## [EXERCISE INSTRUCTIONS]
Repeat each record exactly as written, and drop any images.

## [MATERIALS PROVIDED]
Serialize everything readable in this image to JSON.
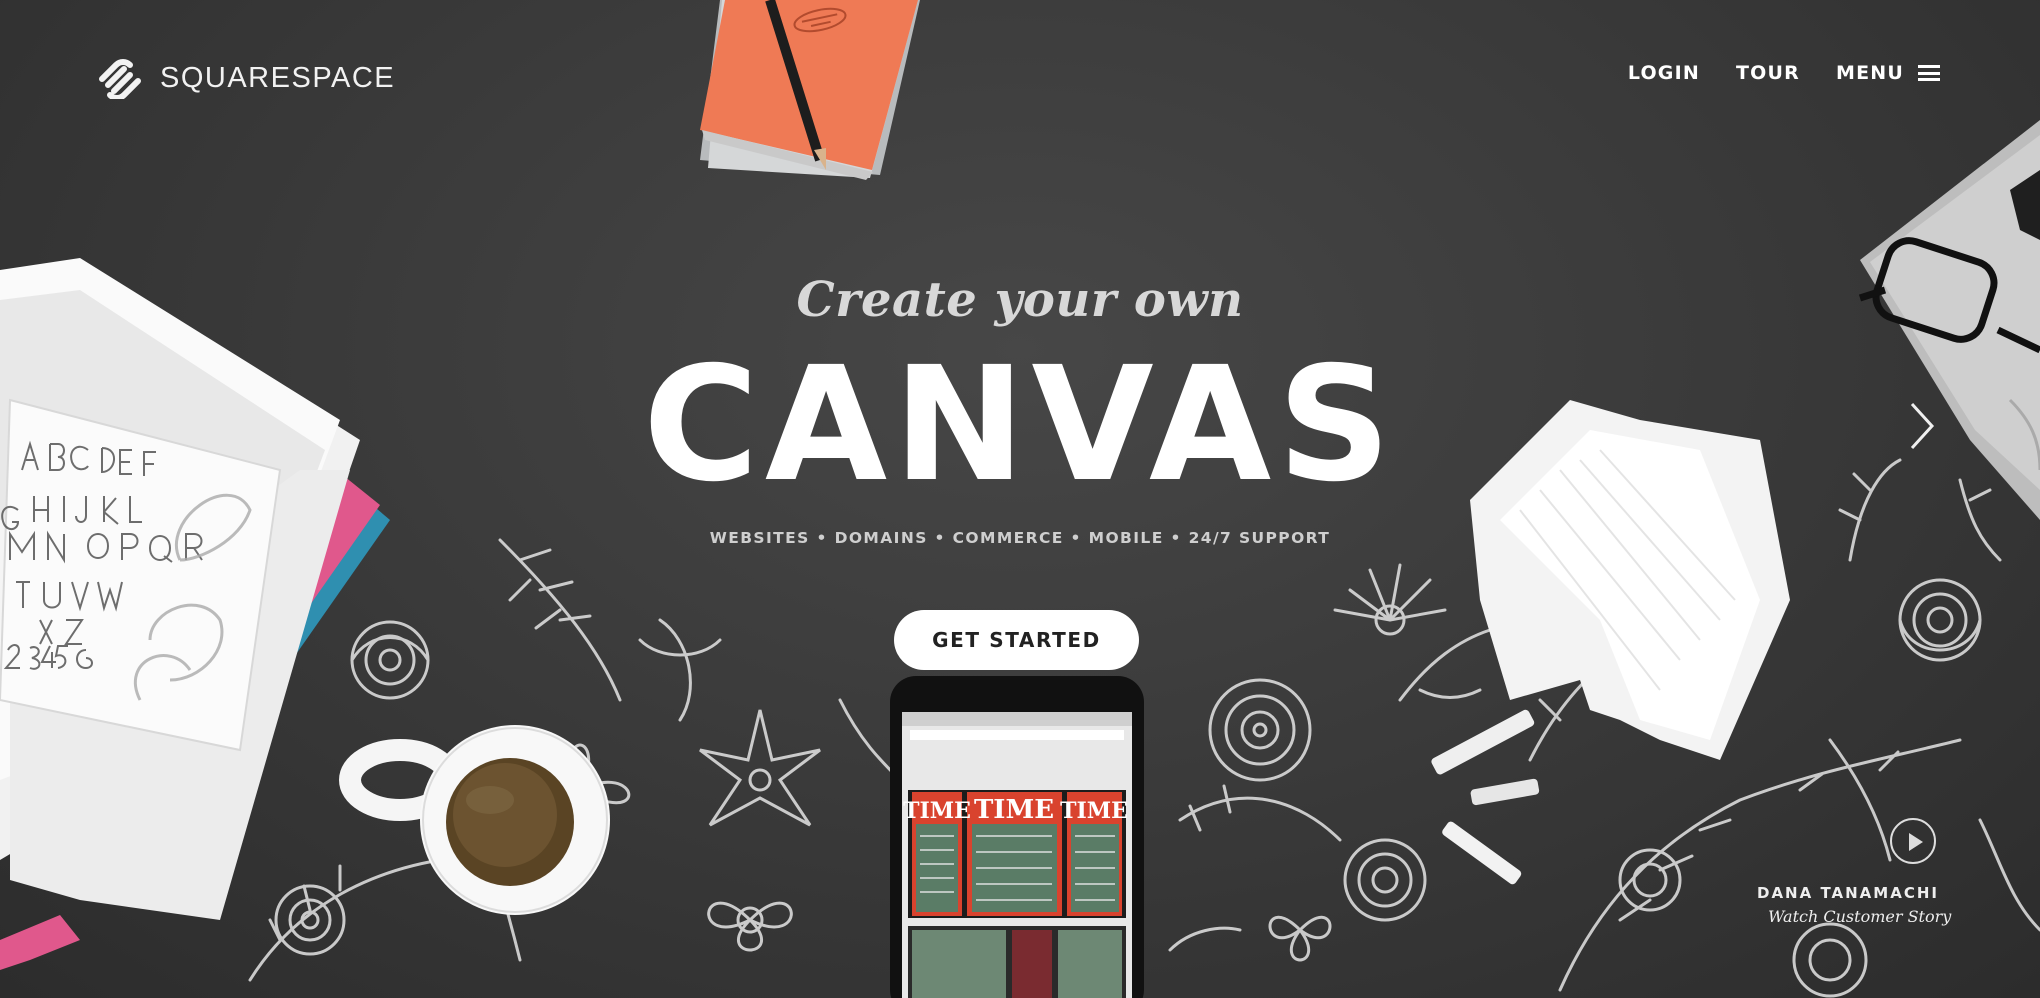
{
  "brand": {
    "name": "SQUARESPACE",
    "logo_icon": "squarespace-logo-icon"
  },
  "nav": {
    "login": "LOGIN",
    "tour": "TOUR",
    "menu": "MENU",
    "menu_icon": "hamburger-icon"
  },
  "hero": {
    "subtitle": "Create your own",
    "title": "CANVAS",
    "features": "WEBSITES • DOMAINS • COMMERCE • MOBILE • 24/7 SUPPORT",
    "cta": "GET STARTED"
  },
  "caption": {
    "name": "DANA TANAMACHI",
    "link": "Watch Customer Story",
    "play_icon": "play-icon"
  },
  "screen_mockup": {
    "magazine_word": "TIME"
  },
  "colors": {
    "background": "#3a3a3a",
    "cta_bg": "#ffffff",
    "notebook": "#ef7a55",
    "magazine_red": "#d9432e"
  }
}
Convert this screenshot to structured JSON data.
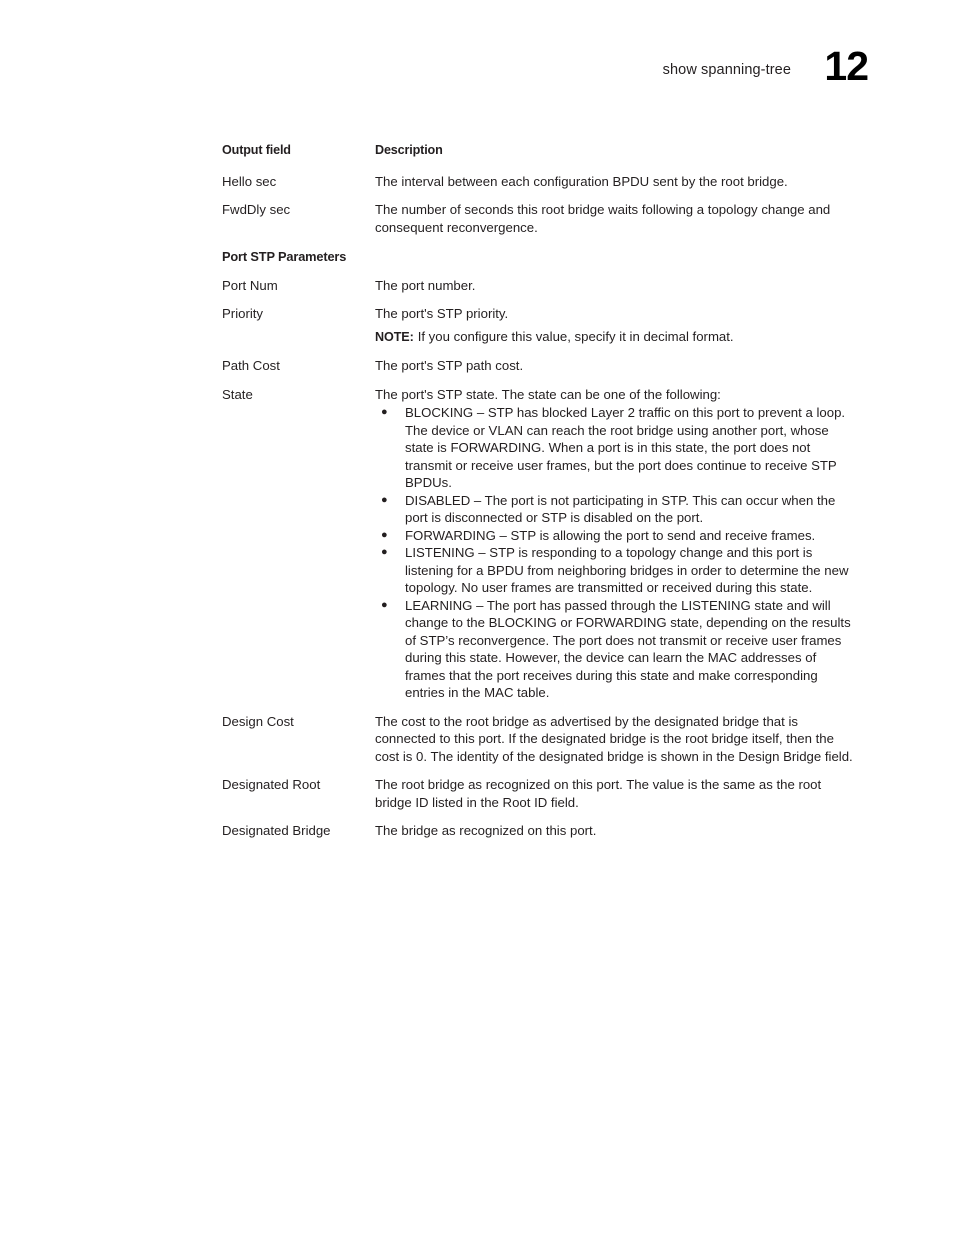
{
  "running_head": {
    "title": "show spanning-tree",
    "page_number": "12"
  },
  "table": {
    "headers": {
      "field": "Output field",
      "description": "Description"
    },
    "rows": [
      {
        "field": "Hello sec",
        "description": "The interval between each configuration BPDU sent by the root bridge."
      },
      {
        "field": "FwdDly sec",
        "description": "The number of seconds this root bridge waits following a topology change and consequent reconvergence."
      }
    ],
    "section_heading": "Port STP Parameters",
    "section_rows": [
      {
        "field": "Port Num",
        "description": "The port number."
      },
      {
        "field": "Priority",
        "description": "The port's STP priority.",
        "note_label": "NOTE:",
        "note_text": "If you configure this value, specify it in decimal format."
      },
      {
        "field": "Path Cost",
        "description": "The port's STP path cost."
      }
    ],
    "state_row": {
      "field": "State",
      "intro": "The port's STP state. The state can be one of the following:",
      "bullet_glyph": "●",
      "bullets": [
        "BLOCKING – STP has blocked Layer 2 traffic on this port to prevent a loop. The device or VLAN can reach the root bridge using another port, whose state is FORWARDING. When a port is in this state, the port does not transmit or receive user frames, but the port does continue to receive STP BPDUs.",
        "DISABLED – The port is not participating in STP. This can occur when the port is disconnected or STP is disabled on the port.",
        "FORWARDING – STP is allowing the port to send and receive frames.",
        "LISTENING – STP is responding to a topology change and this port is listening for a BPDU from neighboring bridges in order to determine the new topology. No user frames are transmitted or received during this state.",
        "LEARNING – The port has passed through the LISTENING state and will change to the BLOCKING or FORWARDING state, depending on the results of STP’s reconvergence. The port does not transmit or receive user frames during this state. However, the device can learn the MAC addresses of frames that the port receives during this state and make corresponding entries in the MAC table."
      ]
    },
    "trailing_rows": [
      {
        "field": "Design Cost",
        "description": "The cost to the root bridge as advertised by the designated bridge that is connected to this port. If the designated bridge is the root bridge itself, then the cost is 0. The identity of the designated bridge is shown in the Design Bridge field."
      },
      {
        "field": "Designated Root",
        "description": "The root bridge as recognized on this port. The value is the same as the root bridge ID listed in the Root ID field."
      },
      {
        "field": "Designated Bridge",
        "description": "The bridge as recognized on this port."
      }
    ]
  }
}
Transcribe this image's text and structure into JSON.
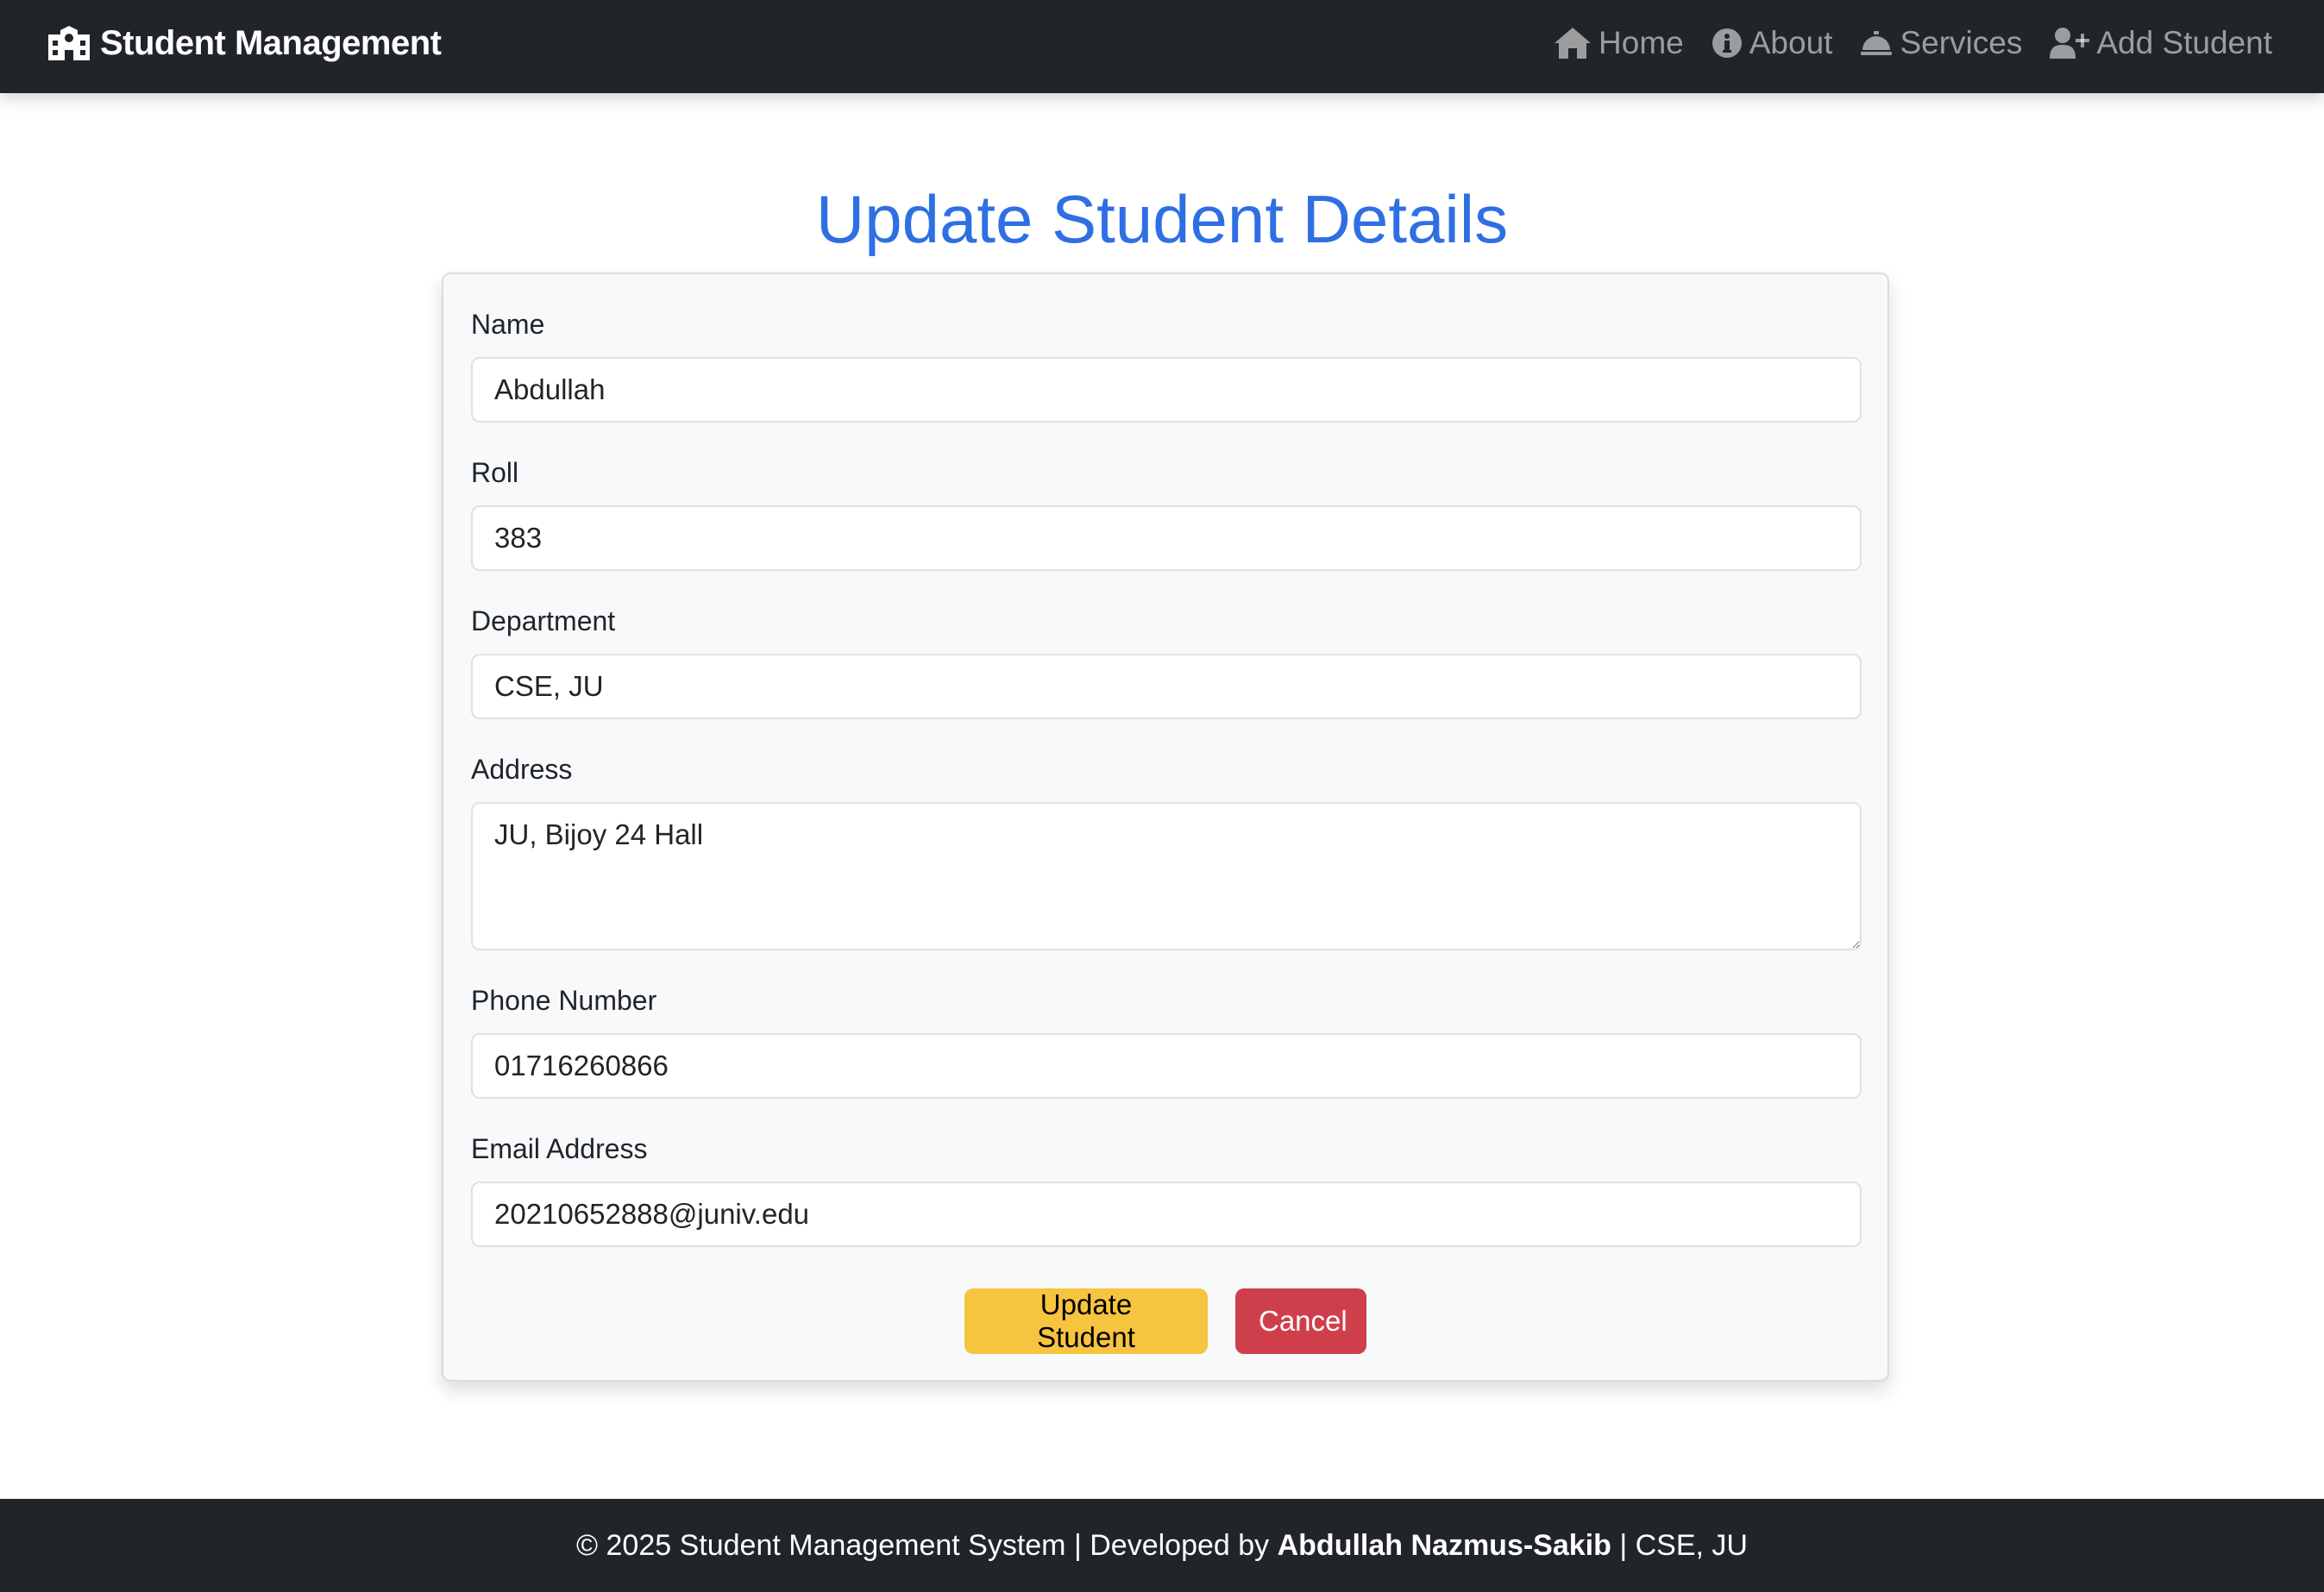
{
  "navbar": {
    "brand": "Student Management",
    "brand_icon": "school-icon",
    "links": [
      {
        "label": "Home",
        "icon": "home-icon"
      },
      {
        "label": "About",
        "icon": "info-circle-icon"
      },
      {
        "label": "Services",
        "icon": "bell-concierge-icon"
      },
      {
        "label": "Add Student",
        "icon": "user-plus-icon"
      }
    ]
  },
  "page": {
    "title": "Update Student Details"
  },
  "form": {
    "name": {
      "label": "Name",
      "value": "Abdullah"
    },
    "roll": {
      "label": "Roll",
      "value": "383"
    },
    "department": {
      "label": "Department",
      "value": "CSE, JU"
    },
    "address": {
      "label": "Address",
      "value": "JU, Bijoy 24 Hall"
    },
    "phone": {
      "label": "Phone Number",
      "value": "01716260866"
    },
    "email": {
      "label": "Email Address",
      "value": "20210652888@juniv.edu"
    },
    "update_label": "Update Student",
    "cancel_label": "Cancel"
  },
  "footer": {
    "prefix": "© 2025 Student Management System | Developed by ",
    "author": "Abdullah Nazmus-Sakib",
    "suffix": " | CSE, JU"
  },
  "colors": {
    "navbar_bg": "#212529",
    "title": "#2f6fe4",
    "update_button": "#f7c440",
    "cancel_button": "#cf3f4b",
    "card_bg": "#f8f9fa"
  }
}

## [OUTPUT OF THE EXERCISE]
Serialize everything readable in this image to JSON.
{
  "brand": {
    "name": "SQUARESPACE",
    "logo_icon": "squarespace-logo-icon"
  },
  "nav": {
    "login": "LOGIN",
    "tour": "TOUR",
    "menu": "MENU",
    "menu_icon": "hamburger-icon"
  },
  "hero": {
    "subtitle": "Create your own",
    "title": "CANVAS",
    "features": "WEBSITES • DOMAINS • COMMERCE • MOBILE • 24/7 SUPPORT",
    "cta": "GET STARTED"
  },
  "caption": {
    "name": "DANA TANAMACHI",
    "link": "Watch Customer Story",
    "play_icon": "play-icon"
  },
  "screen_mockup": {
    "magazine_word": "TIME"
  },
  "colors": {
    "background": "#3a3a3a",
    "cta_bg": "#ffffff",
    "notebook": "#ef7a55",
    "magazine_red": "#d9432e"
  }
}
Convert this screenshot to structured JSON data.
{
  "running_head": {
    "title": "show spanning-tree",
    "page_number": "12"
  },
  "table": {
    "headers": {
      "field": "Output field",
      "description": "Description"
    },
    "rows": [
      {
        "field": "Hello sec",
        "description": "The interval between each configuration BPDU sent by the root bridge."
      },
      {
        "field": "FwdDly sec",
        "description": "The number of seconds this root bridge waits following a topology change and consequent reconvergence."
      }
    ],
    "section_heading": "Port STP Parameters",
    "section_rows": [
      {
        "field": "Port Num",
        "description": "The port number."
      },
      {
        "field": "Priority",
        "description": "The port's STP priority.",
        "note_label": "NOTE:",
        "note_text": "If you configure this value, specify it in decimal format."
      },
      {
        "field": "Path Cost",
        "description": "The port's STP path cost."
      }
    ],
    "state_row": {
      "field": "State",
      "intro": "The port's STP state. The state can be one of the following:",
      "bullet_glyph": "●",
      "bullets": [
        "BLOCKING – STP has blocked Layer 2 traffic on this port to prevent a loop. The device or VLAN can reach the root bridge using another port, whose state is FORWARDING. When a port is in this state, the port does not transmit or receive user frames, but the port does continue to receive STP BPDUs.",
        "DISABLED – The port is not participating in STP. This can occur when the port is disconnected or STP is disabled on the port.",
        "FORWARDING – STP is allowing the port to send and receive frames.",
        "LISTENING – STP is responding to a topology change and this port is listening for a BPDU from neighboring bridges in order to determine the new topology. No user frames are transmitted or received during this state.",
        "LEARNING – The port has passed through the LISTENING state and will change to the BLOCKING or FORWARDING state, depending on the results of STP’s reconvergence. The port does not transmit or receive user frames during this state. However, the device can learn the MAC addresses of frames that the port receives during this state and make corresponding entries in the MAC table."
      ]
    },
    "trailing_rows": [
      {
        "field": "Design Cost",
        "description": "The cost to the root bridge as advertised by the designated bridge that is connected to this port. If the designated bridge is the root bridge itself, then the cost is 0. The identity of the designated bridge is shown in the Design Bridge field."
      },
      {
        "field": "Designated Root",
        "description": "The root bridge as recognized on this port. The value is the same as the root bridge ID listed in the Root ID field."
      },
      {
        "field": "Designated Bridge",
        "description": "The bridge as recognized on this port."
      }
    ]
  }
}
Transcribe this image's text and structure into JSON.
{
  "navbar": {
    "brand": "Student Management",
    "brand_icon": "school-icon",
    "links": [
      {
        "label": "Home",
        "icon": "home-icon"
      },
      {
        "label": "About",
        "icon": "info-circle-icon"
      },
      {
        "label": "Services",
        "icon": "bell-concierge-icon"
      },
      {
        "label": "Add Student",
        "icon": "user-plus-icon"
      }
    ]
  },
  "page": {
    "title": "Update Student Details"
  },
  "form": {
    "name": {
      "label": "Name",
      "value": "Abdullah"
    },
    "roll": {
      "label": "Roll",
      "value": "383"
    },
    "department": {
      "label": "Department",
      "value": "CSE, JU"
    },
    "address": {
      "label": "Address",
      "value": "JU, Bijoy 24 Hall"
    },
    "phone": {
      "label": "Phone Number",
      "value": "01716260866"
    },
    "email": {
      "label": "Email Address",
      "value": "20210652888@juniv.edu"
    },
    "update_label": "Update Student",
    "cancel_label": "Cancel"
  },
  "footer": {
    "prefix": "© 2025 Student Management System | Developed by ",
    "author": "Abdullah Nazmus-Sakib",
    "suffix": " | CSE, JU"
  },
  "colors": {
    "navbar_bg": "#212529",
    "title": "#2f6fe4",
    "update_button": "#f7c440",
    "cancel_button": "#cf3f4b",
    "card_bg": "#f8f9fa"
  }
}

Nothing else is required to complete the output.